[Saved data entries]

· · · · · · ·

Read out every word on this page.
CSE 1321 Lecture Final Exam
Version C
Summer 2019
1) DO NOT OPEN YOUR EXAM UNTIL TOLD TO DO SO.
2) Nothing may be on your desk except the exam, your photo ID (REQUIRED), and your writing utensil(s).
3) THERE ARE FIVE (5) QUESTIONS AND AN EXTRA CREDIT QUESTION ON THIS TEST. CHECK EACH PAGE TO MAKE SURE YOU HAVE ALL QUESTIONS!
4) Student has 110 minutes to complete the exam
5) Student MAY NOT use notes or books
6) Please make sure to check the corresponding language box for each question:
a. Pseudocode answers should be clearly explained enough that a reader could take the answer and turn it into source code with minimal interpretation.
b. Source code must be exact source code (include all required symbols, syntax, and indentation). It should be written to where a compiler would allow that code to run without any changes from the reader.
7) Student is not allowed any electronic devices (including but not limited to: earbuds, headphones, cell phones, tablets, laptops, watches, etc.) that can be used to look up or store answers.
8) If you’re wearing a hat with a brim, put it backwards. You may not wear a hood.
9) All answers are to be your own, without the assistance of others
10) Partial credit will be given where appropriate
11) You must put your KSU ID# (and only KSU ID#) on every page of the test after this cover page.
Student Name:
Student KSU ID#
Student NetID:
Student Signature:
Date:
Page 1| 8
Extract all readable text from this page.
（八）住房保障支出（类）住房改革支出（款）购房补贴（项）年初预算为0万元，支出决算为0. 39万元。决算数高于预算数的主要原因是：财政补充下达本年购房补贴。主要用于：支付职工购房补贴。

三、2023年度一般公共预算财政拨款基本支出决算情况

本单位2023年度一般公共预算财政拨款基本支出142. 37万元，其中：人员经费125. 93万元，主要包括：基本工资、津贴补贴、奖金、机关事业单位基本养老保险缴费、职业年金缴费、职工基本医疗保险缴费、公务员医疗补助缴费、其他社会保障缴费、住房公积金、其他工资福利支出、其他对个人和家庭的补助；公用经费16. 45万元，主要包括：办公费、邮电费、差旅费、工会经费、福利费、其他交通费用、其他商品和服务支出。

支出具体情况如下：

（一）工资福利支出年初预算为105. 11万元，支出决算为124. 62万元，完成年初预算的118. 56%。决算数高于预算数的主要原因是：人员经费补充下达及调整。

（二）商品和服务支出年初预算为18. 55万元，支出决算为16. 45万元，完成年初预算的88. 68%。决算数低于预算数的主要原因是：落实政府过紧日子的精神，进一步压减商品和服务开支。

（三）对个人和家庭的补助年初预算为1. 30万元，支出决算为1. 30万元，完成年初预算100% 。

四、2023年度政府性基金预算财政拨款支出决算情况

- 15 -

· · · · · · ·

* [Task directions] Write out every line of the data that holds the word "code".

* [Solution to this problem]
a. Pseudocode answers should be clearly explained enough that a reader could take the answer and turn it into source code with minimal interpretation.
b. Source code must be exact source code (include all required symbols, syntax, and indentation). It should be written to where a compiler would allow that code to run without any changes from the reader.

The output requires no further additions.